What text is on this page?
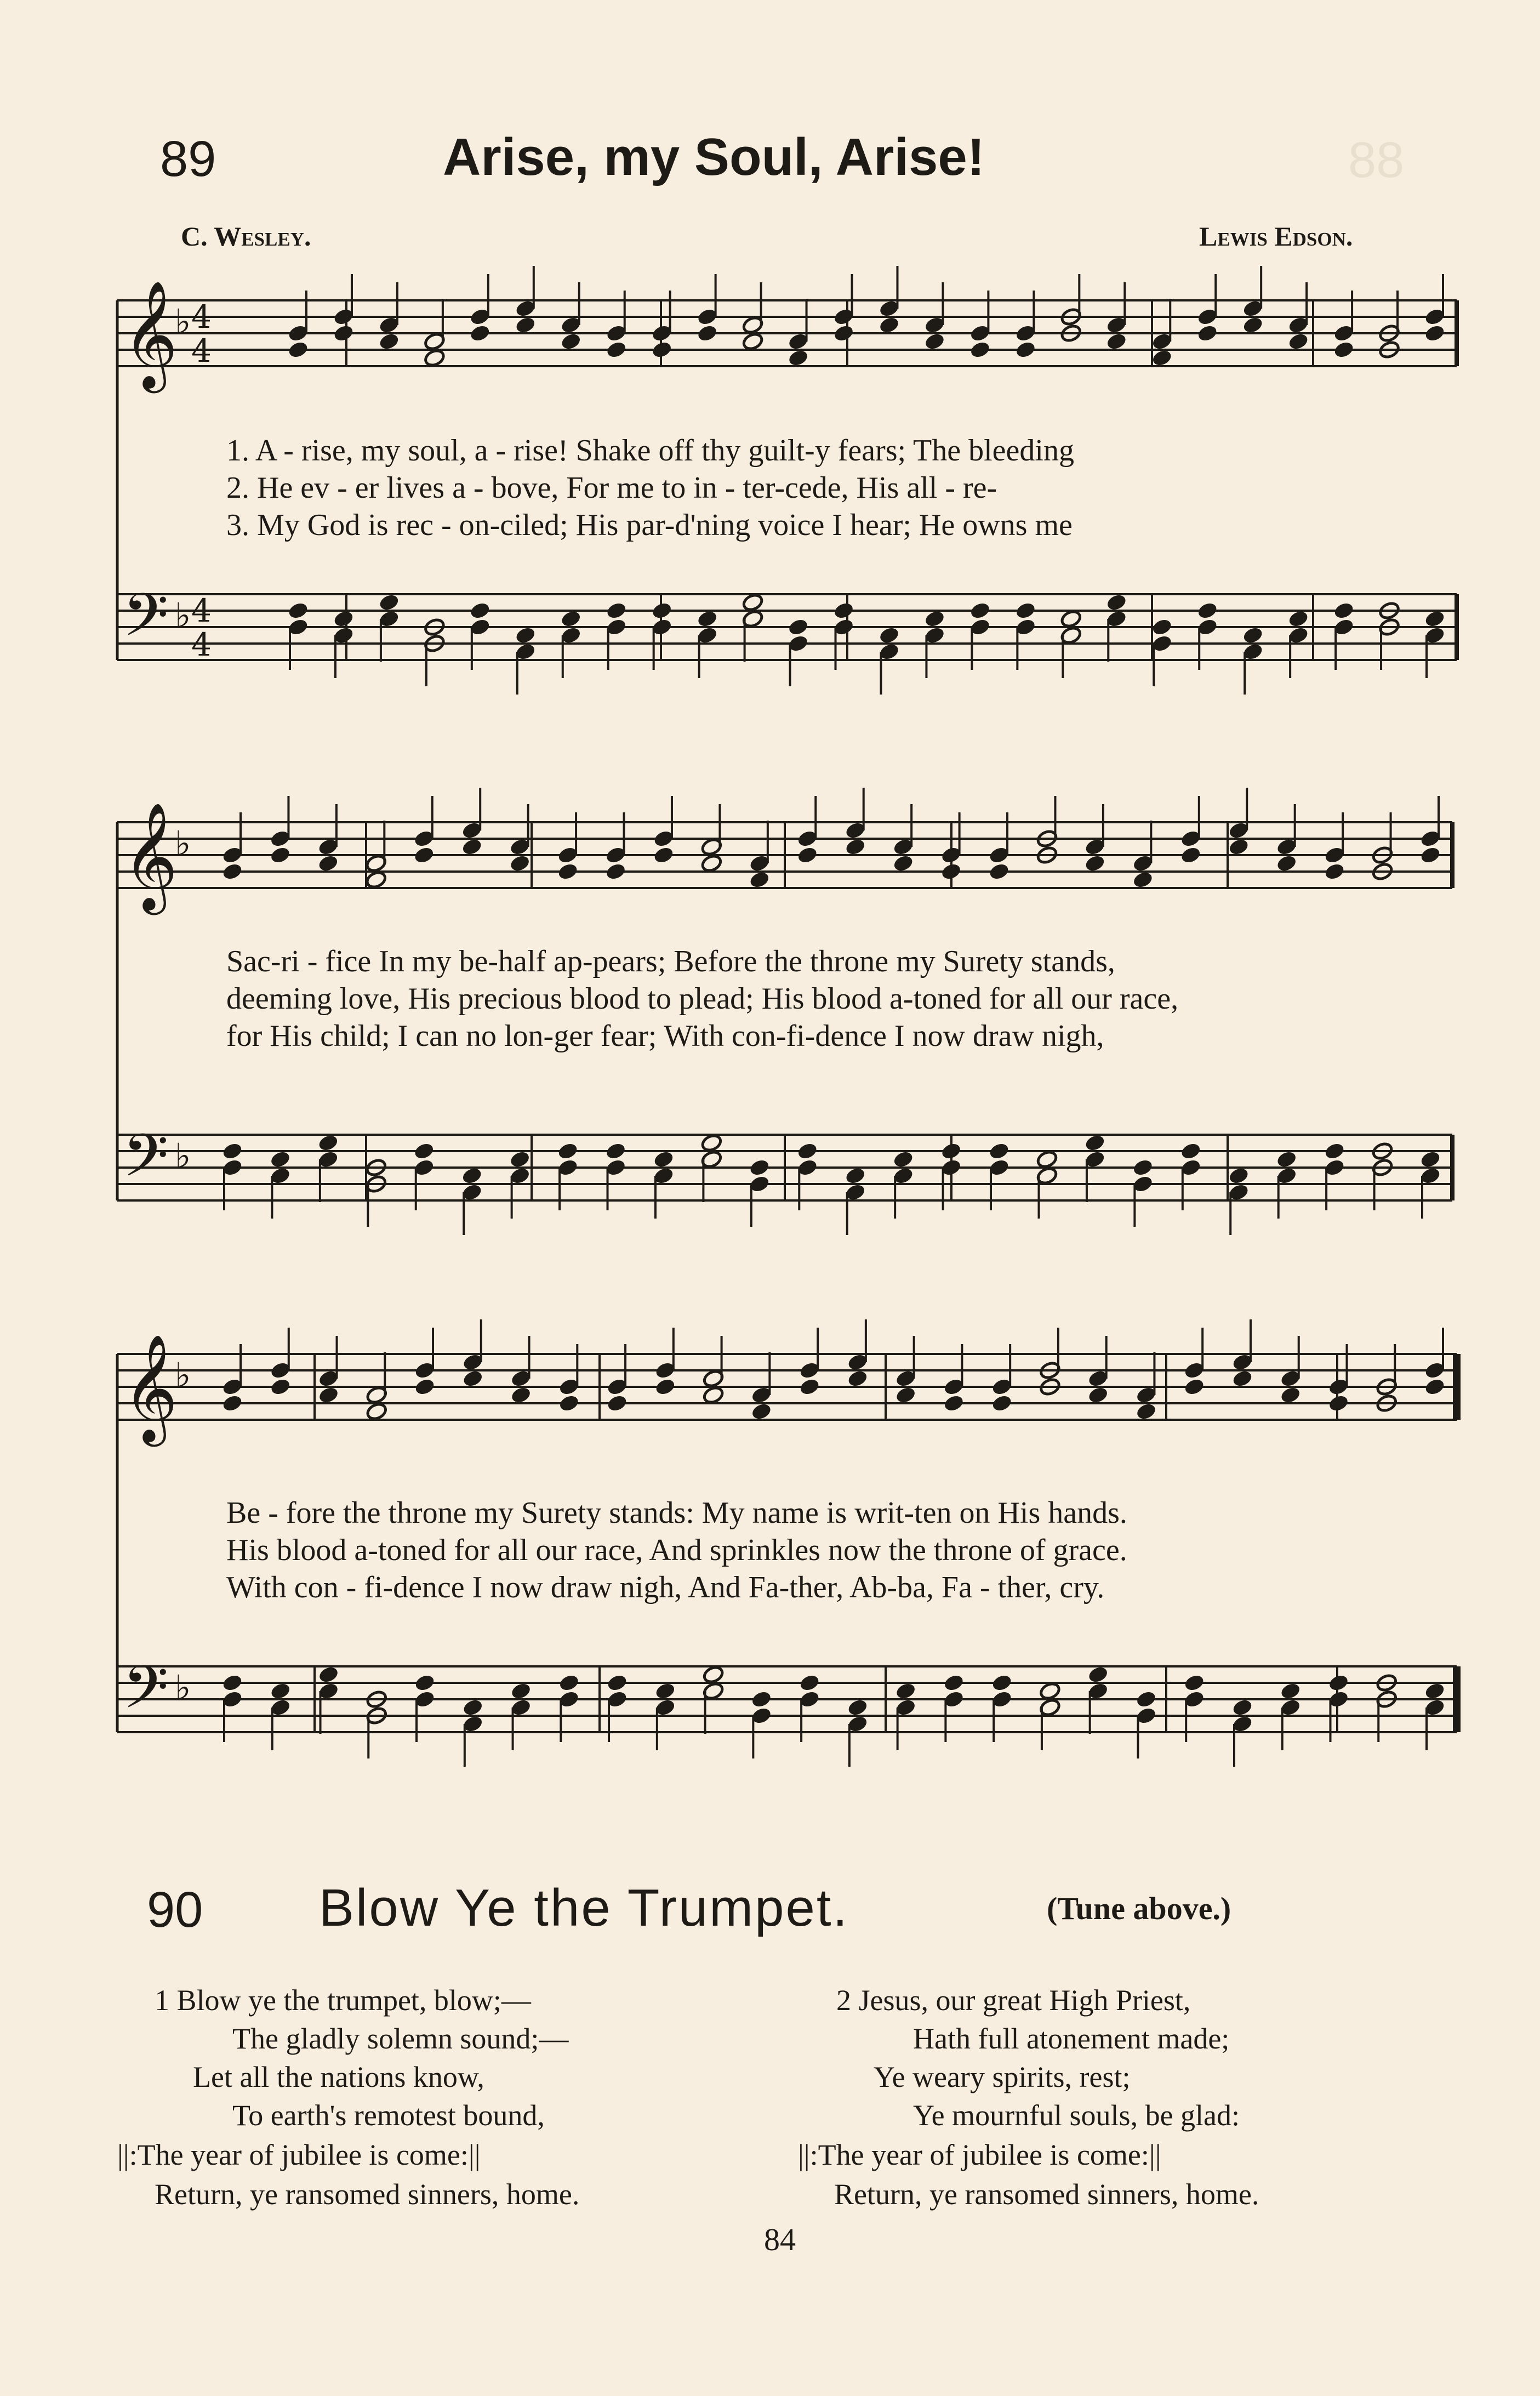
88
89	Arise, my Soul, Arise!
C. Wesley.	Lewis Edson.
𝄞
♭ 4
4
𝄢 ♭ 4
4
𝄞
♭
𝄢 ♭
𝄞
♭
𝄢 ♭
1. A - rise, my soul, a - rise! Shake off thy guilt-y fears; The bleeding
2. He ev - er lives a - bove, For me to in - ter-cede, His all - re-
3. My God is rec - on-ciled; His par-d'ning voice I hear; He owns me
Sac-ri - fice In my be-half ap-pears; Before the throne my Surety stands,
deeming love, His precious blood to plead; His blood a-toned for all our race,
for His child; I can no lon-ger fear; With con-fi-dence I now draw nigh,
Be - fore the throne my Surety stands: My name is writ-ten on His hands.
His blood a-toned for all our race, And sprinkles now the throne of grace.
With con - fi-dence I now draw nigh, And Fa-ther, Ab-ba, Fa - ther, cry.
90 Blow Ye the Trumpet.	(Tune above.)
1 Blow ye the trumpet, blow;—
The gladly solemn sound;—
Let all the nations know,
To earth's remotest bound,
||:The year of jubilee is come:||
Return, ye ransomed sinners, home.
2 Jesus, our great High Priest,
Hath full atonement made;
Ye weary spirits, rest;
Ye mournful souls, be glad:
||:The year of jubilee is come:||
Return, ye ransomed sinners, home.
84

-*-

What the task requires:
The lines above form a set of records; determine how many of them contain the string "stands" and give that number alone.

Full answer:
2